Stored items from a collection
+++++
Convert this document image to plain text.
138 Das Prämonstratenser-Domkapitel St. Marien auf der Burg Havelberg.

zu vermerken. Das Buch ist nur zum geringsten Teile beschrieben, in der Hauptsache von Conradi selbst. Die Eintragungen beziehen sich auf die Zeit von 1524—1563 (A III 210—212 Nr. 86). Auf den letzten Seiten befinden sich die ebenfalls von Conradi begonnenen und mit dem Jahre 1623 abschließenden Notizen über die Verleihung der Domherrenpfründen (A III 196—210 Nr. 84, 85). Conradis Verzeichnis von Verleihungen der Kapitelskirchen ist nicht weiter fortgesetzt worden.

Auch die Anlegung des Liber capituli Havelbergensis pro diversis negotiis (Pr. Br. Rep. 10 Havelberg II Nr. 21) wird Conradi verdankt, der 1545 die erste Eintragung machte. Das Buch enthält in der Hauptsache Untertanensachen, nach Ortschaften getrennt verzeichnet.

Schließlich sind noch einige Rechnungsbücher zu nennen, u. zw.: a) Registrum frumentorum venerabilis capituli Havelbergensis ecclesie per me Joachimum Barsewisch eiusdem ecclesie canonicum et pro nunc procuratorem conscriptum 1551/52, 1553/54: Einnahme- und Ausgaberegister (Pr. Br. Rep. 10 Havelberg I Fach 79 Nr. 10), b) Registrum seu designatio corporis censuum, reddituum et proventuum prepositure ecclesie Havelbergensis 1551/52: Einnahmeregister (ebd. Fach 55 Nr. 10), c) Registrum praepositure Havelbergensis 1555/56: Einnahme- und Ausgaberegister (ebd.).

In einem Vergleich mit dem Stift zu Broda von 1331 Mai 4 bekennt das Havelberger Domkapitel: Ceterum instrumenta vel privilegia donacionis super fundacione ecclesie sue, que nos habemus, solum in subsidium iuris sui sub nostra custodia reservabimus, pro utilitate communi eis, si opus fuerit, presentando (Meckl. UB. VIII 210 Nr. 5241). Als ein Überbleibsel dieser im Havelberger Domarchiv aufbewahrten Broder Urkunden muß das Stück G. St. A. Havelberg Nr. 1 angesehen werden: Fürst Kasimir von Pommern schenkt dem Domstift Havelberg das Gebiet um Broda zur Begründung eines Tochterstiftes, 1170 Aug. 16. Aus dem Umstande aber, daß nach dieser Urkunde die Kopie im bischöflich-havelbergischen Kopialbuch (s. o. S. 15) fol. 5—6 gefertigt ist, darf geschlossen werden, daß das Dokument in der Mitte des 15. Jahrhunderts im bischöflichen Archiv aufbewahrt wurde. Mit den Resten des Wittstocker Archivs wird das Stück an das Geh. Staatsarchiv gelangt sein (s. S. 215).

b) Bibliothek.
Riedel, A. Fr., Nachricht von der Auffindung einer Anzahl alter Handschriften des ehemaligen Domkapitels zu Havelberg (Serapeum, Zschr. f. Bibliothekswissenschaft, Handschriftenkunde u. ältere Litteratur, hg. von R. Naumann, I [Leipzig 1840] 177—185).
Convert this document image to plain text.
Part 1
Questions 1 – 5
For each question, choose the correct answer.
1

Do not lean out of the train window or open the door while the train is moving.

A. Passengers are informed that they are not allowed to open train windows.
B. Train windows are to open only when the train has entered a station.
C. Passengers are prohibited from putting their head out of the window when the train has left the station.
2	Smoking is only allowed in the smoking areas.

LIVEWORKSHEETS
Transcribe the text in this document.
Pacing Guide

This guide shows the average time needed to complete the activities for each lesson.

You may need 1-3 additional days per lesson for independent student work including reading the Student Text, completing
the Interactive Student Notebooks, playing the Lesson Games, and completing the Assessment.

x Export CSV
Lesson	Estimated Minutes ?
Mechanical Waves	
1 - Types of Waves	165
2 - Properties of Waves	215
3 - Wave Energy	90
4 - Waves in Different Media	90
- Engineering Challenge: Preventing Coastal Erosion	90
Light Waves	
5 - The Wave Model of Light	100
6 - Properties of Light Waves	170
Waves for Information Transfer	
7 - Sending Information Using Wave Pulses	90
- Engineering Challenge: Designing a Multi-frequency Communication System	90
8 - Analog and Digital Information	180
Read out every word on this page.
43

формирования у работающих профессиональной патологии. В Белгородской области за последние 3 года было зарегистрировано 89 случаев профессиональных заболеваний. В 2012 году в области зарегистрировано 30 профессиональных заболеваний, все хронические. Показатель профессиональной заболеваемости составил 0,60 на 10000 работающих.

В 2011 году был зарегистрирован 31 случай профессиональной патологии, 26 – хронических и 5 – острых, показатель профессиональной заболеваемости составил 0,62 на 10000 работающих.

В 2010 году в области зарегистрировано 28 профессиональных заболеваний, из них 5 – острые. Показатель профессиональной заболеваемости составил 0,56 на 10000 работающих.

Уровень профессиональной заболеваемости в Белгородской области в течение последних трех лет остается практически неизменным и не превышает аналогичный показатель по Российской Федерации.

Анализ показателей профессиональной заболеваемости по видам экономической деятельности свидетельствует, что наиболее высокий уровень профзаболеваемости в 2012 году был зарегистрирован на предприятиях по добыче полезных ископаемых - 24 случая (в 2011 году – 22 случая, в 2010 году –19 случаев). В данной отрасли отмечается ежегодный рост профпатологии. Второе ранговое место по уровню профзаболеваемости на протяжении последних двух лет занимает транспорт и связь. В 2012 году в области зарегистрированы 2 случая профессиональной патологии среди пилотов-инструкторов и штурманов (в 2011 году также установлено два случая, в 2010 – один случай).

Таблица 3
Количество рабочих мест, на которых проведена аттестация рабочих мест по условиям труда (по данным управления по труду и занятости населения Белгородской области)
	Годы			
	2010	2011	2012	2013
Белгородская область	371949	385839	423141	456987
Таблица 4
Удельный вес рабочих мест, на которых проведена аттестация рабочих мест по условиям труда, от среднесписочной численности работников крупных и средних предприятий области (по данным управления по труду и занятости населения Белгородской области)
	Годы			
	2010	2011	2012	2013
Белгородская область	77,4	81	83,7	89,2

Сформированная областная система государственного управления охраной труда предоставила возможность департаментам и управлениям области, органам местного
+++++
**Directions for this task:**
Scan the listing above. Collect all lines with the word "Light".

**Full output:**
Light Waves	
5 - The Wave Model of Light	100
6 - Properties of Light Waves	170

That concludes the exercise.